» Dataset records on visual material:
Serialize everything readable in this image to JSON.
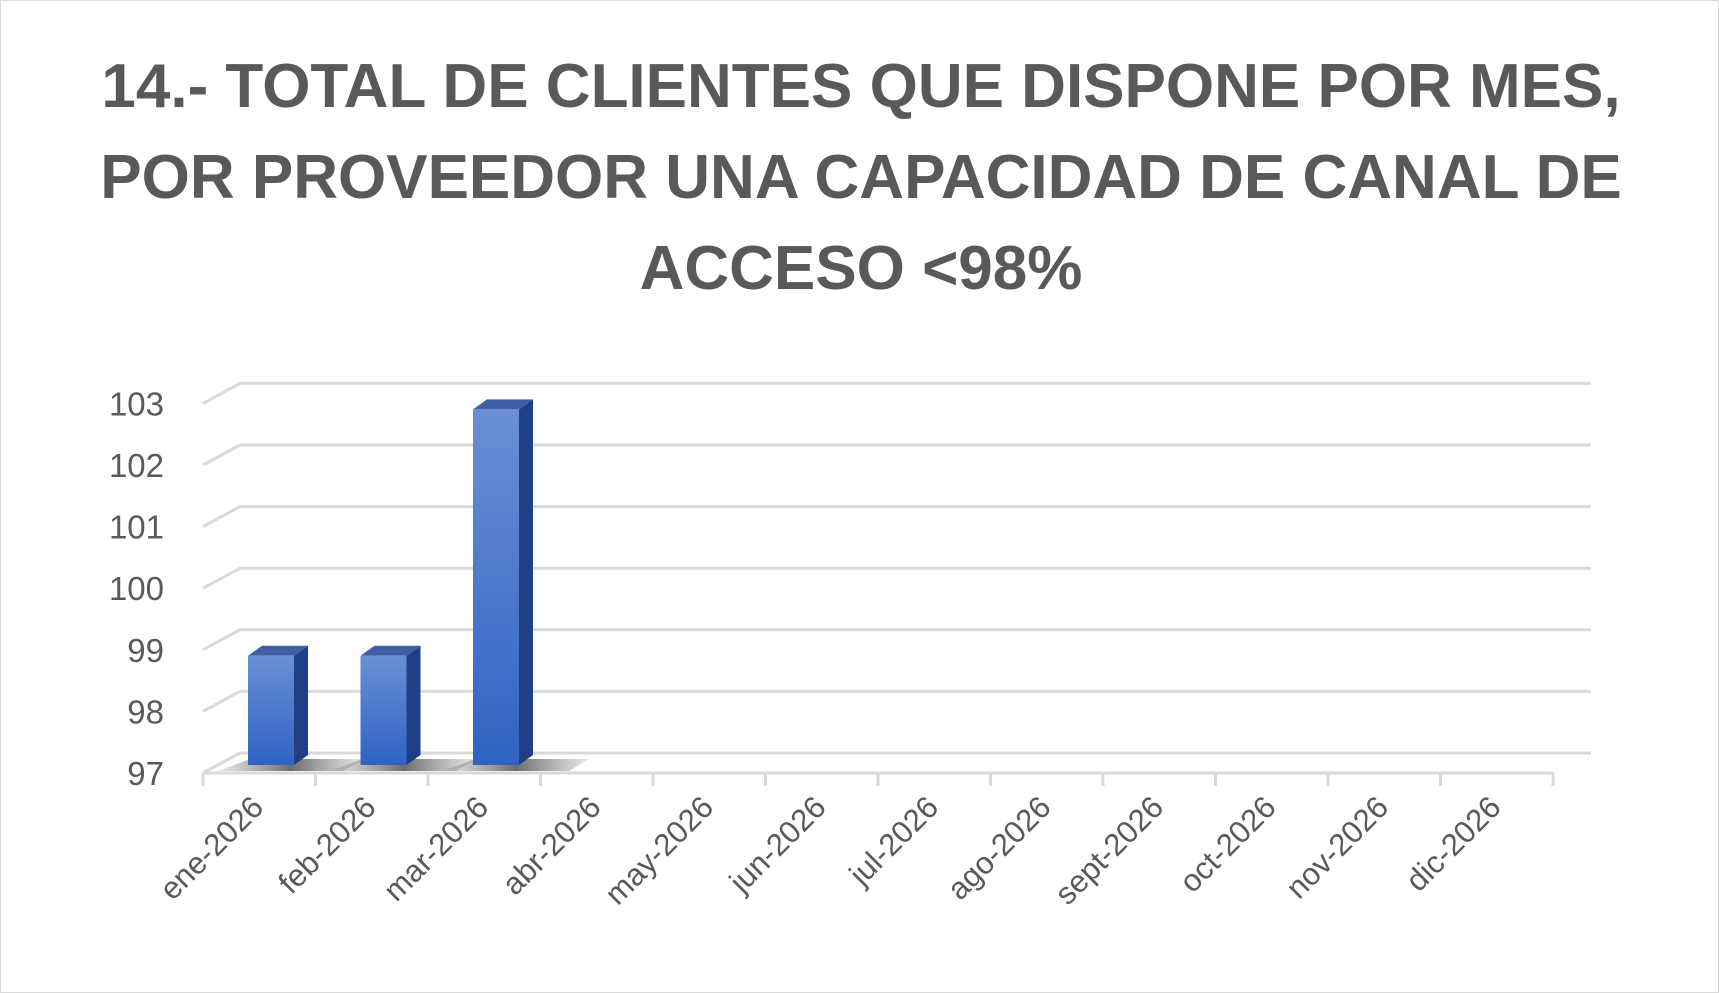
{
  "chart_data": {
    "type": "bar",
    "title": "14.- TOTAL DE CLIENTES QUE DISPONE POR MES, POR PROVEEDOR UNA CAPACIDAD DE CANAL DE ACCESO <98%",
    "categories": [
      "ene-2026",
      "feb-2026",
      "mar-2026",
      "abr-2026",
      "may-2026",
      "jun-2026",
      "jul-2026",
      "ago-2026",
      "sept-2026",
      "oct-2026",
      "nov-2026",
      "dic-2026"
    ],
    "values": [
      99,
      99,
      103,
      null,
      null,
      null,
      null,
      null,
      null,
      null,
      null,
      null
    ],
    "xlabel": "",
    "ylabel": "",
    "ylim": [
      97,
      103
    ],
    "yticks": [
      "97",
      "98",
      "99",
      "100",
      "101",
      "102",
      "103"
    ],
    "grid": true,
    "legend": "none",
    "style": "3d-column"
  },
  "colors": {
    "bar_front_top": "#6a8fd6",
    "bar_front_bottom": "#2f63c2",
    "bar_side": "#1f3f86",
    "bar_top": "#3e5fa6",
    "grid": "#d9d9d9",
    "axis": "#d9d9d9",
    "text": "#595959"
  }
}
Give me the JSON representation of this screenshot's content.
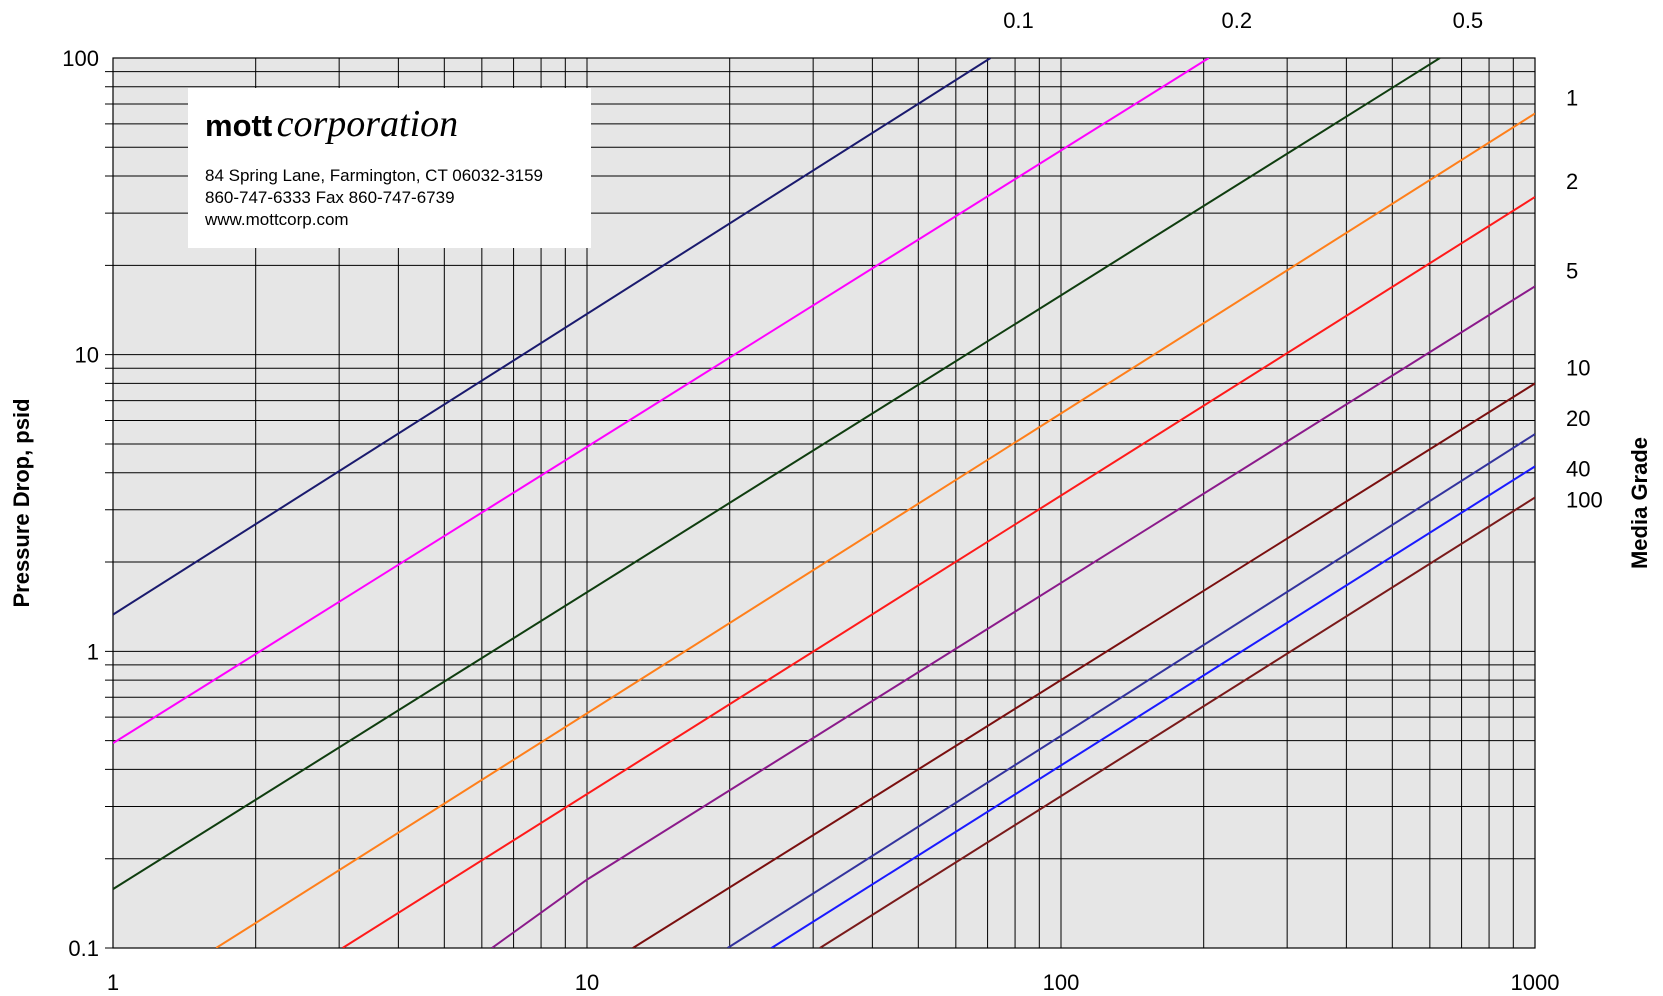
{
  "company": {
    "name_bold": "mott",
    "name_italic": "corporation",
    "address": "84 Spring Lane, Farmington, CT 06032-3159",
    "phone": "860-747-6333  Fax 860-747-6739",
    "website": "www.mottcorp.com"
  },
  "chart_data": {
    "type": "line",
    "title": "",
    "xlabel": "",
    "ylabel": "Pressure Drop, psid",
    "right_label": "Media Grade",
    "x_scale": "log",
    "y_scale": "log",
    "xlim": [
      1,
      1000
    ],
    "ylim": [
      0.1,
      100
    ],
    "grid": true,
    "x_ticks": [
      "1",
      "10",
      "100",
      "1000"
    ],
    "y_ticks": [
      "0.1",
      "1",
      "10",
      "100"
    ],
    "series": [
      {
        "name": "0.1",
        "color": "#1a1a6e",
        "x": [
          1,
          71
        ],
        "y": [
          1.33,
          100
        ]
      },
      {
        "name": "0.2",
        "color": "#ff00ff",
        "x": [
          1,
          205
        ],
        "y": [
          0.49,
          100
        ]
      },
      {
        "name": "0.5",
        "color": "#0f3d0f",
        "x": [
          1,
          630
        ],
        "y": [
          0.158,
          100
        ]
      },
      {
        "name": "1",
        "color": "#ff7f1a",
        "x": [
          1.65,
          1000
        ],
        "y": [
          0.1,
          65
        ]
      },
      {
        "name": "2",
        "color": "#ff1a1a",
        "x": [
          3.05,
          1000
        ],
        "y": [
          0.1,
          34
        ]
      },
      {
        "name": "5",
        "color": "#8b1a8b",
        "x": [
          6.3,
          10,
          1000
        ],
        "y": [
          0.1,
          0.17,
          17
        ]
      },
      {
        "name": "10",
        "color": "#7a0f0f",
        "x": [
          12.5,
          1000
        ],
        "y": [
          0.1,
          8
        ]
      },
      {
        "name": "20",
        "color": "#33339e",
        "x": [
          19.8,
          1000
        ],
        "y": [
          0.1,
          5.4
        ]
      },
      {
        "name": "40",
        "color": "#1a1aff",
        "x": [
          24.5,
          1000
        ],
        "y": [
          0.1,
          4.2
        ]
      },
      {
        "name": "100",
        "color": "#7a1a1a",
        "x": [
          31,
          1000
        ],
        "y": [
          0.1,
          3.3
        ]
      }
    ]
  }
}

» Stated goal: Keep the pictures out of your copy, and repeat every entry above exactly.

» Response below:
Serialize everything readable in this image to JSON.
{
  "chart_data": {
    "type": "bar",
    "title": "14.- TOTAL DE CLIENTES QUE DISPONE POR MES, POR PROVEEDOR UNA CAPACIDAD DE CANAL DE ACCESO <98%",
    "categories": [
      "ene-2026",
      "feb-2026",
      "mar-2026",
      "abr-2026",
      "may-2026",
      "jun-2026",
      "jul-2026",
      "ago-2026",
      "sept-2026",
      "oct-2026",
      "nov-2026",
      "dic-2026"
    ],
    "values": [
      99,
      99,
      103,
      null,
      null,
      null,
      null,
      null,
      null,
      null,
      null,
      null
    ],
    "xlabel": "",
    "ylabel": "",
    "ylim": [
      97,
      103
    ],
    "yticks": [
      "97",
      "98",
      "99",
      "100",
      "101",
      "102",
      "103"
    ],
    "grid": true,
    "legend": "none",
    "style": "3d-column"
  },
  "colors": {
    "bar_front_top": "#6a8fd6",
    "bar_front_bottom": "#2f63c2",
    "bar_side": "#1f3f86",
    "bar_top": "#3e5fa6",
    "grid": "#d9d9d9",
    "axis": "#d9d9d9",
    "text": "#595959"
  }
}
Give me the JSON representation of this screenshot's content.
{
  "company": {
    "name_bold": "mott",
    "name_italic": "corporation",
    "address": "84 Spring Lane, Farmington, CT 06032-3159",
    "phone": "860-747-6333  Fax 860-747-6739",
    "website": "www.mottcorp.com"
  },
  "chart_data": {
    "type": "line",
    "title": "",
    "xlabel": "",
    "ylabel": "Pressure Drop, psid",
    "right_label": "Media Grade",
    "x_scale": "log",
    "y_scale": "log",
    "xlim": [
      1,
      1000
    ],
    "ylim": [
      0.1,
      100
    ],
    "grid": true,
    "x_ticks": [
      "1",
      "10",
      "100",
      "1000"
    ],
    "y_ticks": [
      "0.1",
      "1",
      "10",
      "100"
    ],
    "series": [
      {
        "name": "0.1",
        "color": "#1a1a6e",
        "x": [
          1,
          71
        ],
        "y": [
          1.33,
          100
        ]
      },
      {
        "name": "0.2",
        "color": "#ff00ff",
        "x": [
          1,
          205
        ],
        "y": [
          0.49,
          100
        ]
      },
      {
        "name": "0.5",
        "color": "#0f3d0f",
        "x": [
          1,
          630
        ],
        "y": [
          0.158,
          100
        ]
      },
      {
        "name": "1",
        "color": "#ff7f1a",
        "x": [
          1.65,
          1000
        ],
        "y": [
          0.1,
          65
        ]
      },
      {
        "name": "2",
        "color": "#ff1a1a",
        "x": [
          3.05,
          1000
        ],
        "y": [
          0.1,
          34
        ]
      },
      {
        "name": "5",
        "color": "#8b1a8b",
        "x": [
          6.3,
          10,
          1000
        ],
        "y": [
          0.1,
          0.17,
          17
        ]
      },
      {
        "name": "10",
        "color": "#7a0f0f",
        "x": [
          12.5,
          1000
        ],
        "y": [
          0.1,
          8
        ]
      },
      {
        "name": "20",
        "color": "#33339e",
        "x": [
          19.8,
          1000
        ],
        "y": [
          0.1,
          5.4
        ]
      },
      {
        "name": "40",
        "color": "#1a1aff",
        "x": [
          24.5,
          1000
        ],
        "y": [
          0.1,
          4.2
        ]
      },
      {
        "name": "100",
        "color": "#7a1a1a",
        "x": [
          31,
          1000
        ],
        "y": [
          0.1,
          3.3
        ]
      }
    ]
  }
}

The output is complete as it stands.